__PROBLEM DETAILS__
Identify all lines in the data containing the string "application". Copy them out.
-- START OF EXTRACTED DATA --
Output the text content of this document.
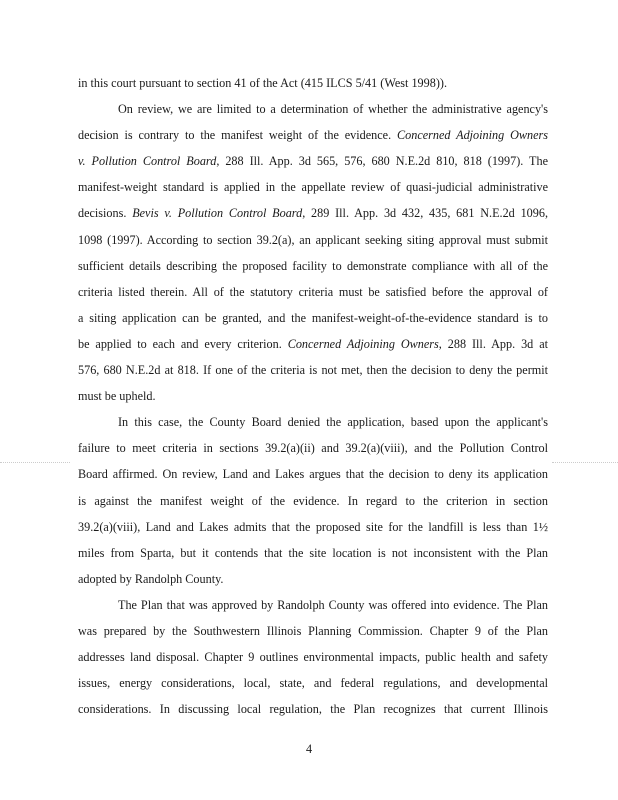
in this court pursuant to section 41 of the Act (415 ILCS 5/41 (West 1998)).
On review, we are limited to a determination of whether the administrative agency's
decision is contrary to the manifest weight of the evidence. Concerned Adjoining Owners
v. Pollution Control Board, 288 Ill. App. 3d 565, 576, 680 N.E.2d 810, 818 (1997). The
manifest-weight standard is applied in the appellate review of quasi-judicial administrative
decisions. Bevis v. Pollution Control Board, 289 Ill. App. 3d 432, 435, 681 N.E.2d 1096,
1098 (1997). According to section 39.2(a), an applicant seeking siting approval must submit
sufficient details describing the proposed facility to demonstrate compliance with all of the
criteria listed therein. All of the statutory criteria must be satisfied before the approval of
a siting application can be granted, and the manifest-weight-of-the-evidence standard is to
be applied to each and every criterion. Concerned Adjoining Owners, 288 Ill. App. 3d at
576, 680 N.E.2d at 818. If one of the criteria is not met, then the decision to deny the permit
must be upheld.
In this case, the County Board denied the application, based upon the applicant's
failure to meet criteria in sections 39.2(a)(ii) and 39.2(a)(viii), and the Pollution Control
Board affirmed. On review, Land and Lakes argues that the decision to deny its application
is against the manifest weight of the evidence. In regard to the criterion in section
39.2(a)(viii), Land and Lakes admits that the proposed site for the landfill is less than 1½
miles from Sparta, but it contends that the site location is not inconsistent with the Plan
adopted by Randolph County.
The Plan that was approved by Randolph County was offered into evidence. The Plan
was prepared by the Southwestern Illinois Planning Commission. Chapter 9 of the Plan
addresses land disposal. Chapter 9 outlines environmental impacts, public health and safety
issues, energy considerations, local, state, and federal regulations, and developmental
considerations. In discussing local regulation, the Plan recognizes that current Illinois
4
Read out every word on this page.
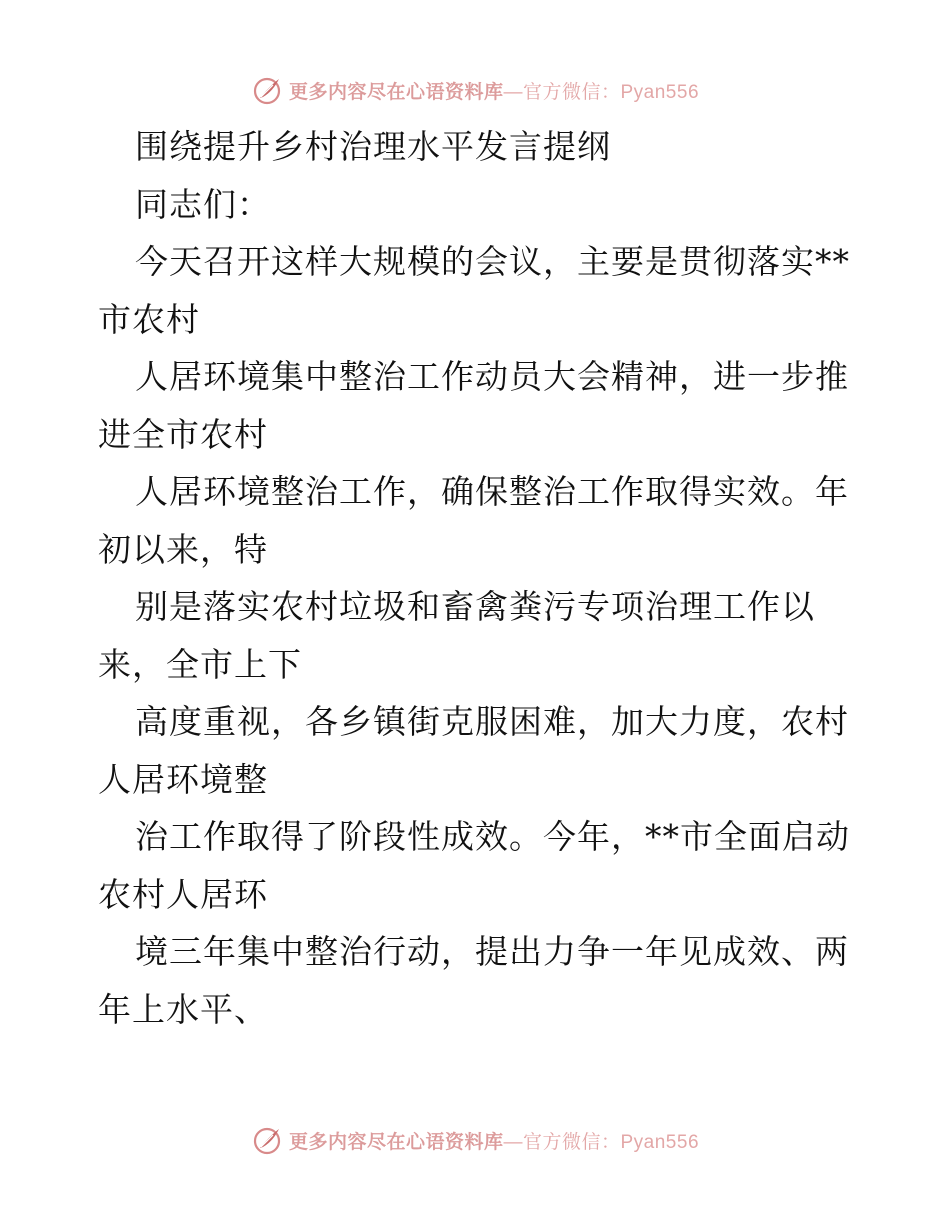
更多内容尽在心语资料库—官方微信：Pyan556
围绕提升乡村治理水平发言提纲
同志们：
今天召开这样大规模的会议，主要是贯彻落实**
市农村
人居环境集中整治工作动员大会精神，进一步推
进全市农村
人居环境整治工作，确保整治工作取得实效。年
初以来，特
别是落实农村垃圾和畜禽粪污专项治理工作以
来，全市上下
高度重视，各乡镇街克服困难，加大力度，农村
人居环境整
治工作取得了阶段性成效。今年，**市全面启动
农村人居环
境三年集中整治行动，提出力争一年见成效、两
年上水平、
更多内容尽在心语资料库—官方微信：Pyan556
-- END OF EXTRACTED DATA --
__THE RESULT__
a siting application can be granted, and the manifest-weight-of-the-evidence standard is to
In this case, the County Board denied the application, based upon the applicant's
Board affirmed. On review, Land and Lakes argues that the decision to deny its application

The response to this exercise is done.